:: RECORD SET ::

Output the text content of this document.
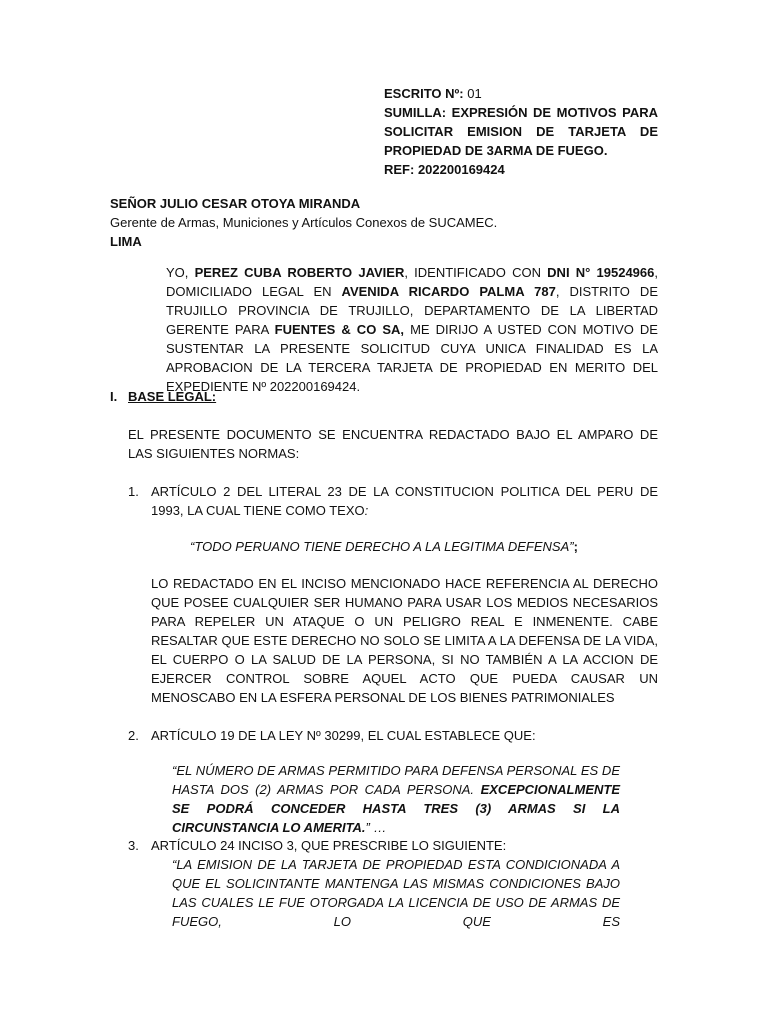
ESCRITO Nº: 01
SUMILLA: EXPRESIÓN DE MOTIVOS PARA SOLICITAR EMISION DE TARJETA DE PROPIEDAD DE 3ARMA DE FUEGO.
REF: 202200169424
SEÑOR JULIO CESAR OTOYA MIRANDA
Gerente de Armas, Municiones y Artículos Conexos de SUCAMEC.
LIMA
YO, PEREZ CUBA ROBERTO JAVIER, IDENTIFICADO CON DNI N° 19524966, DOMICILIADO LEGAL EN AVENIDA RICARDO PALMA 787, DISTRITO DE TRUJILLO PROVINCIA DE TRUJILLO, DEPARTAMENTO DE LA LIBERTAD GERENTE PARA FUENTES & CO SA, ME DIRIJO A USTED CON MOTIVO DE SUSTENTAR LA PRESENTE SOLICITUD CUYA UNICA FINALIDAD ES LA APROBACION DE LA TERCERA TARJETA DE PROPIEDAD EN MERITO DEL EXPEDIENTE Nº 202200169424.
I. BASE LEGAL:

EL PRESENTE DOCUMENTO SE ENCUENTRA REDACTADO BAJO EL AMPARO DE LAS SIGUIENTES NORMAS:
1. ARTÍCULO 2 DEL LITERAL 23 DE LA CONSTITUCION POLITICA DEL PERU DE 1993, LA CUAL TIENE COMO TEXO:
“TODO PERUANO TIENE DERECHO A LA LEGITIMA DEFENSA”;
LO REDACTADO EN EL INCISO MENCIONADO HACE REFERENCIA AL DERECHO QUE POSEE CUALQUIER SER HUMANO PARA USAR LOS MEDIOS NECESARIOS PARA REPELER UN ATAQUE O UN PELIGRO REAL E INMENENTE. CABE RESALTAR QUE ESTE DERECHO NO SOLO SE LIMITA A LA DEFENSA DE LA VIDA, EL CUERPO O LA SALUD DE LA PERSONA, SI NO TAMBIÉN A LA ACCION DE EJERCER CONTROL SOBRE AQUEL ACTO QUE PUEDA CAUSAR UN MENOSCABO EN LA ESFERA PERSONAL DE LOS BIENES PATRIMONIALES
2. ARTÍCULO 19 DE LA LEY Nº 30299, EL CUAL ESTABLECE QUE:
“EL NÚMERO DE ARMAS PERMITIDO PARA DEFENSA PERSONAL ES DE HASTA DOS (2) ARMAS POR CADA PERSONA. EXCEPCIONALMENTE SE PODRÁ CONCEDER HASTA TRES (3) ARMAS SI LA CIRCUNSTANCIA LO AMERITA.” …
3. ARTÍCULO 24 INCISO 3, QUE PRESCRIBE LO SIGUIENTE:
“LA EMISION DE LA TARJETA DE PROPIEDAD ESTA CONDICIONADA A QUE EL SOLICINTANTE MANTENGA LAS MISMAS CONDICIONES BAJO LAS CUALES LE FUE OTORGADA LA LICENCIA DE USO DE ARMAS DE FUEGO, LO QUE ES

:::
:: RECORD SET ::

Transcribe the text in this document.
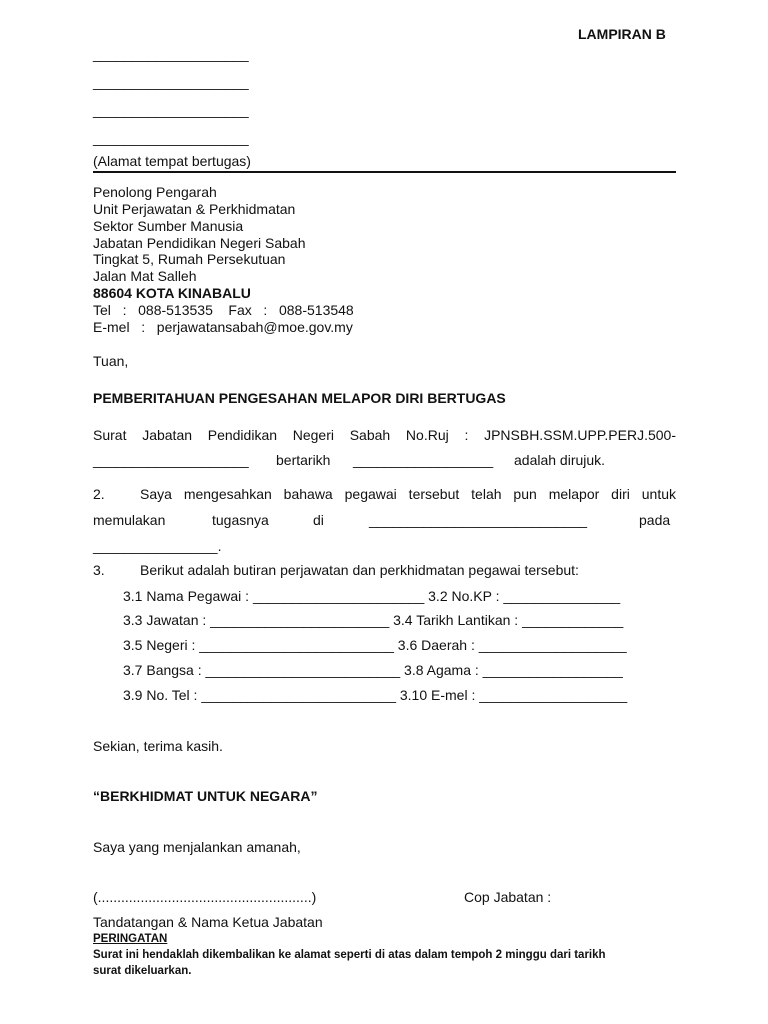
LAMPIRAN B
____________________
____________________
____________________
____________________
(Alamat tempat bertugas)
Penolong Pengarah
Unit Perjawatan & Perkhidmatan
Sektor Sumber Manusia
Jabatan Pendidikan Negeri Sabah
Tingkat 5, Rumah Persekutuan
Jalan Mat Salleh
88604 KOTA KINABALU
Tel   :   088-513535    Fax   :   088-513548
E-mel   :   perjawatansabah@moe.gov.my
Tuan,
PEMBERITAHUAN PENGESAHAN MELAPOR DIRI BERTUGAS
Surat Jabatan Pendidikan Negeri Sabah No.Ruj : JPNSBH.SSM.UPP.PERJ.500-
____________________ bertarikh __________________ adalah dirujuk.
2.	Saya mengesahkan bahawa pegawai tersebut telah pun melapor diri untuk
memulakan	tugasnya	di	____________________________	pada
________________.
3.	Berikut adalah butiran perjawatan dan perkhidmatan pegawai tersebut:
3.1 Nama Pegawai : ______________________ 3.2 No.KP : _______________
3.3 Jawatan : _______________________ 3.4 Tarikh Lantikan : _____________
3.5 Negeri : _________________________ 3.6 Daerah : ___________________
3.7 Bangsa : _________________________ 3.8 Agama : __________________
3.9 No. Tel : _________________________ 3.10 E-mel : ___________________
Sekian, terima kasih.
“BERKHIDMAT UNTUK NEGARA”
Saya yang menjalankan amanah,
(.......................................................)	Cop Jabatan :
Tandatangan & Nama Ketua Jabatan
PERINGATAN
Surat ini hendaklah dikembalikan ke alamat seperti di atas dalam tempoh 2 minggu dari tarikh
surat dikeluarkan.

:::

> [EXERCISE DESCRIPTION] Reproduce each line holding the word "tersebut".

> [WRITTEN RESPONSE]
2.	Saya mengesahkan bahawa pegawai tersebut telah pun melapor diri untuk
3.	Berikut adalah butiran perjawatan dan perkhidmatan pegawai tersebut:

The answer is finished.